(Figure record listings)
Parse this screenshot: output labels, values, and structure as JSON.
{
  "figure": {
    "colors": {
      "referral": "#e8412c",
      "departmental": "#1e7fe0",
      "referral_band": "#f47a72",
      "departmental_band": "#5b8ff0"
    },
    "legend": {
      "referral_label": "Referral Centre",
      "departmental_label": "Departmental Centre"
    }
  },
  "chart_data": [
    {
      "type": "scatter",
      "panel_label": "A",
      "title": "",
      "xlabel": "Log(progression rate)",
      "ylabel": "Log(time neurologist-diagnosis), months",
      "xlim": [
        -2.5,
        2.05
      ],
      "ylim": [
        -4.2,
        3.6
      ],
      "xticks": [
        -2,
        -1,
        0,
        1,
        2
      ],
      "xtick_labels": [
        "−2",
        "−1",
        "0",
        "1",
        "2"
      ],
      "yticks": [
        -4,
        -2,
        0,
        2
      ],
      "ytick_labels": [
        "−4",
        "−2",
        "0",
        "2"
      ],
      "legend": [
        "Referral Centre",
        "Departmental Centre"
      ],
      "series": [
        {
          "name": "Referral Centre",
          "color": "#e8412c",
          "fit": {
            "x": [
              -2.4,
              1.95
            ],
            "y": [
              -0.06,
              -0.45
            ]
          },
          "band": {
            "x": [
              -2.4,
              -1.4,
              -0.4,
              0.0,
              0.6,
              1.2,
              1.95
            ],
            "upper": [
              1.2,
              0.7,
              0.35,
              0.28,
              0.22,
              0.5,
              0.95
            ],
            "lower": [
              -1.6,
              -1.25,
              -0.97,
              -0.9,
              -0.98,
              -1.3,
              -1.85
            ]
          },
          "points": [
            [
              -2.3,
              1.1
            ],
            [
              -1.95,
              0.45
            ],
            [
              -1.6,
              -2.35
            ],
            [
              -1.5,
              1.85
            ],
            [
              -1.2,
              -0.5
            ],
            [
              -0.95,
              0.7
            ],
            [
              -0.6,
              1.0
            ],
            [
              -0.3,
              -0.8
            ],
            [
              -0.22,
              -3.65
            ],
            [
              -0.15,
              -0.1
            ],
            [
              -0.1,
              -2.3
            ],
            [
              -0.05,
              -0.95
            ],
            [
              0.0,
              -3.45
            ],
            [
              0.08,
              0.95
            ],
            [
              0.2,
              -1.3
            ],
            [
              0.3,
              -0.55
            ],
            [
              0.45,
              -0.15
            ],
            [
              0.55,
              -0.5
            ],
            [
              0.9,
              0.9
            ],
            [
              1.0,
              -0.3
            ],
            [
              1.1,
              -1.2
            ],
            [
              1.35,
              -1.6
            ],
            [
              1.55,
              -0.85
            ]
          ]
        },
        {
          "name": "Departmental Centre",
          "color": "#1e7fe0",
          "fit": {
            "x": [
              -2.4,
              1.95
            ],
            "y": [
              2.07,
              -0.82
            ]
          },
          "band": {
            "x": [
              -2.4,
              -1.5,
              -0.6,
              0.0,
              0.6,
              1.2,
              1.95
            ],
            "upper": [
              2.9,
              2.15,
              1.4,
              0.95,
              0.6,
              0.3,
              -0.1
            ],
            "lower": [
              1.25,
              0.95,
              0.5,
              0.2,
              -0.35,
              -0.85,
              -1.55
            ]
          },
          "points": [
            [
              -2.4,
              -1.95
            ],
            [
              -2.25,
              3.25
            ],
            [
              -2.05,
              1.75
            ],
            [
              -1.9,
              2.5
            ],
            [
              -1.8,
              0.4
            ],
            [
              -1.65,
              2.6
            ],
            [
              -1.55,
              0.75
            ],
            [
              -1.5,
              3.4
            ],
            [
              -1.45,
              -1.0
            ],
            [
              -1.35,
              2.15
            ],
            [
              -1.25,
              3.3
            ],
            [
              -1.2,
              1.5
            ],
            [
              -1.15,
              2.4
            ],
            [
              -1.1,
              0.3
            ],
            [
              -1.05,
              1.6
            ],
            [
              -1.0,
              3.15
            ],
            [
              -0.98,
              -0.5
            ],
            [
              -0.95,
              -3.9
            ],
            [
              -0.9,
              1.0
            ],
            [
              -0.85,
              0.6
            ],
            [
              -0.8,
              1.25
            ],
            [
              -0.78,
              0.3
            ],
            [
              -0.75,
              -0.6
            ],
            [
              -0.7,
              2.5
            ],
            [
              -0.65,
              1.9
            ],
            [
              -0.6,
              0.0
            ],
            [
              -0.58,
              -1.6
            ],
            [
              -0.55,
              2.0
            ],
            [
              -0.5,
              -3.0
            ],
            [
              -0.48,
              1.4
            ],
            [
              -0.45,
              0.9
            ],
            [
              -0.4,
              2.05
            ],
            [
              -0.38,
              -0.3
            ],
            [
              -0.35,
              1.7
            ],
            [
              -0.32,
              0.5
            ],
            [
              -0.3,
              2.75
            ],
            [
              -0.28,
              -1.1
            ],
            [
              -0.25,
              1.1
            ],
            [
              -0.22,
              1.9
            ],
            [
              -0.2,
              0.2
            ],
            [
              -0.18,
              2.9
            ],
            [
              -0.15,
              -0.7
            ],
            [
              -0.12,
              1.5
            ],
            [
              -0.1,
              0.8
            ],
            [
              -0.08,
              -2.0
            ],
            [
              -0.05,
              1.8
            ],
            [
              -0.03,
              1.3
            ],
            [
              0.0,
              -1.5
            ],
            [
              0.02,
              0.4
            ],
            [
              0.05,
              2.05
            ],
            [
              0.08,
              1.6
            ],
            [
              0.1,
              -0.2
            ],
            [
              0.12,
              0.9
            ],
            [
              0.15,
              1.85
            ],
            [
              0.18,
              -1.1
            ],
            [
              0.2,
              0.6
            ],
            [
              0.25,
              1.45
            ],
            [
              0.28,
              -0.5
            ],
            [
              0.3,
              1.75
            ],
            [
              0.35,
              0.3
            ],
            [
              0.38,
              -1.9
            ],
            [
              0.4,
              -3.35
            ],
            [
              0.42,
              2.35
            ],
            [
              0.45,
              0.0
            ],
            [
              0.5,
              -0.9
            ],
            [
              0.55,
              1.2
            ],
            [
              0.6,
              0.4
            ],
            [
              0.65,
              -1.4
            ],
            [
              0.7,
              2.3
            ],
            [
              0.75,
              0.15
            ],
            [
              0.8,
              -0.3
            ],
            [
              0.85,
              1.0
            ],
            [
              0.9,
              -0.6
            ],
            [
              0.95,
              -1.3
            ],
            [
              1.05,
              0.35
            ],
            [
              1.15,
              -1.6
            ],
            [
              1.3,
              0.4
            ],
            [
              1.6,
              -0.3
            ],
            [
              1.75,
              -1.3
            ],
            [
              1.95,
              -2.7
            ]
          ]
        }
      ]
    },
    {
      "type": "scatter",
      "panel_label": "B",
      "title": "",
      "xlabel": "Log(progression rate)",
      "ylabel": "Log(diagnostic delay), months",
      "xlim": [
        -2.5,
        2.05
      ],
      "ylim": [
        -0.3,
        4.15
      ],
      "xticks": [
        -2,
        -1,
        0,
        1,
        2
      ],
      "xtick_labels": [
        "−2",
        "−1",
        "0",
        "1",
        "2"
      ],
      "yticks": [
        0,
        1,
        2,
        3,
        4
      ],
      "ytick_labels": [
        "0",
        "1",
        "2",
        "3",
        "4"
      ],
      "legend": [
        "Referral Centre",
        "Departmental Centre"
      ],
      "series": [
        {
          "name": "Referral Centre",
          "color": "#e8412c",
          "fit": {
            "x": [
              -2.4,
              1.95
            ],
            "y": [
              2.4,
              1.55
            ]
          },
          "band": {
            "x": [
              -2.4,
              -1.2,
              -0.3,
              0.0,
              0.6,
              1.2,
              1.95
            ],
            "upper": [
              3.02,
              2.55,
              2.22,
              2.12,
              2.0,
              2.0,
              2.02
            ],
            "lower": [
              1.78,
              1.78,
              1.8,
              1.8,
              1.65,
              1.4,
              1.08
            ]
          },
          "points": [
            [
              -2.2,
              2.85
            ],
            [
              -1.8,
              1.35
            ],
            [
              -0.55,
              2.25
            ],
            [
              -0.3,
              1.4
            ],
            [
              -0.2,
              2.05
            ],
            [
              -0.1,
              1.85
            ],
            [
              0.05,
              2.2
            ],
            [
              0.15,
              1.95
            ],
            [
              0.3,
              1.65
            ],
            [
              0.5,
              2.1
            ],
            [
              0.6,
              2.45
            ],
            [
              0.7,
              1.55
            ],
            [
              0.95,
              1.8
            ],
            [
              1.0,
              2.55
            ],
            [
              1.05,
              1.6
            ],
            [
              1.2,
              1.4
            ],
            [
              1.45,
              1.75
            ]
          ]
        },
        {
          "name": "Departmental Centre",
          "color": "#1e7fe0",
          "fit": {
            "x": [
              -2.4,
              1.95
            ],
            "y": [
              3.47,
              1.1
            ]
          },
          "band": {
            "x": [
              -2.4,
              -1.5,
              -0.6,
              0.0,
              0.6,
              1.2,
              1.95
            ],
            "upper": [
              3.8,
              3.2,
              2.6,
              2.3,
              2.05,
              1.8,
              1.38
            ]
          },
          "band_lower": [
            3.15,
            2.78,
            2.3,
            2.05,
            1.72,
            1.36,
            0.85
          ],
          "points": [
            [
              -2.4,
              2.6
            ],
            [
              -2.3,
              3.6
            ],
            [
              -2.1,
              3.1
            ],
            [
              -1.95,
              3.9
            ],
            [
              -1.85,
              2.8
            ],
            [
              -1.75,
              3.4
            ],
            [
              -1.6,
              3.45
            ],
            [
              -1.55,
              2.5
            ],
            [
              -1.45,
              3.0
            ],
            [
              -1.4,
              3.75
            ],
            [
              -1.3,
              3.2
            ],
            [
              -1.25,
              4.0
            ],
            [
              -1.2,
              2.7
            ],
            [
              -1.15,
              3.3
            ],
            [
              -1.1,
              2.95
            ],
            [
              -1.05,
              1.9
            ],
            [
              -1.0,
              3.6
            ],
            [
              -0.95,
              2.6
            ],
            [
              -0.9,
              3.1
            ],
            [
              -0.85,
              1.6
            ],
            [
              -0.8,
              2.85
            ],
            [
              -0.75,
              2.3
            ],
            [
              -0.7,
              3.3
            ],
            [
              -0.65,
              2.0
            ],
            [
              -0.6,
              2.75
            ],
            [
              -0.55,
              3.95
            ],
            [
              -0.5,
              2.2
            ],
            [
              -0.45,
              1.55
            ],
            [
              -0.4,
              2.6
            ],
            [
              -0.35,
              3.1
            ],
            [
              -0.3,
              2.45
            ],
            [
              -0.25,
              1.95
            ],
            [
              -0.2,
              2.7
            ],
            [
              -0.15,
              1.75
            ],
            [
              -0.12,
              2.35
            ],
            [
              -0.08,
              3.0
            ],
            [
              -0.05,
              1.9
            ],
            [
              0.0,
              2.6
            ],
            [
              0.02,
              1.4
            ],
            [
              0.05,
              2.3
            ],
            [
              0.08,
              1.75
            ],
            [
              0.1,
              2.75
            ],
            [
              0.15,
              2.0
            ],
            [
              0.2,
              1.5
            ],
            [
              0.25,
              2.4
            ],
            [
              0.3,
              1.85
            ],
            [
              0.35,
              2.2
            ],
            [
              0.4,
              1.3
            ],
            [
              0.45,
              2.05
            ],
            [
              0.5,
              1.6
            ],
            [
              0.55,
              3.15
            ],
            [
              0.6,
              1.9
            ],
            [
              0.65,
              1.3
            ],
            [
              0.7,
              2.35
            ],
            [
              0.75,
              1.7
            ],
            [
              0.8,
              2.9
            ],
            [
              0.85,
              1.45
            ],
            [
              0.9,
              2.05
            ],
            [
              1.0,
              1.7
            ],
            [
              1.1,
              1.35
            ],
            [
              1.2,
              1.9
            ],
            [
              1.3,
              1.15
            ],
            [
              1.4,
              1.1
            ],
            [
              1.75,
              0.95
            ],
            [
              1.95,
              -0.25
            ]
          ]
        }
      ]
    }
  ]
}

__The exercise__:
Pull out the lines above in which the word "months" appears.

__Exercise output__:
      "ylabel": "Log(time neurologist-diagnosis), months",
      "ylabel": "Log(diagnostic delay), months",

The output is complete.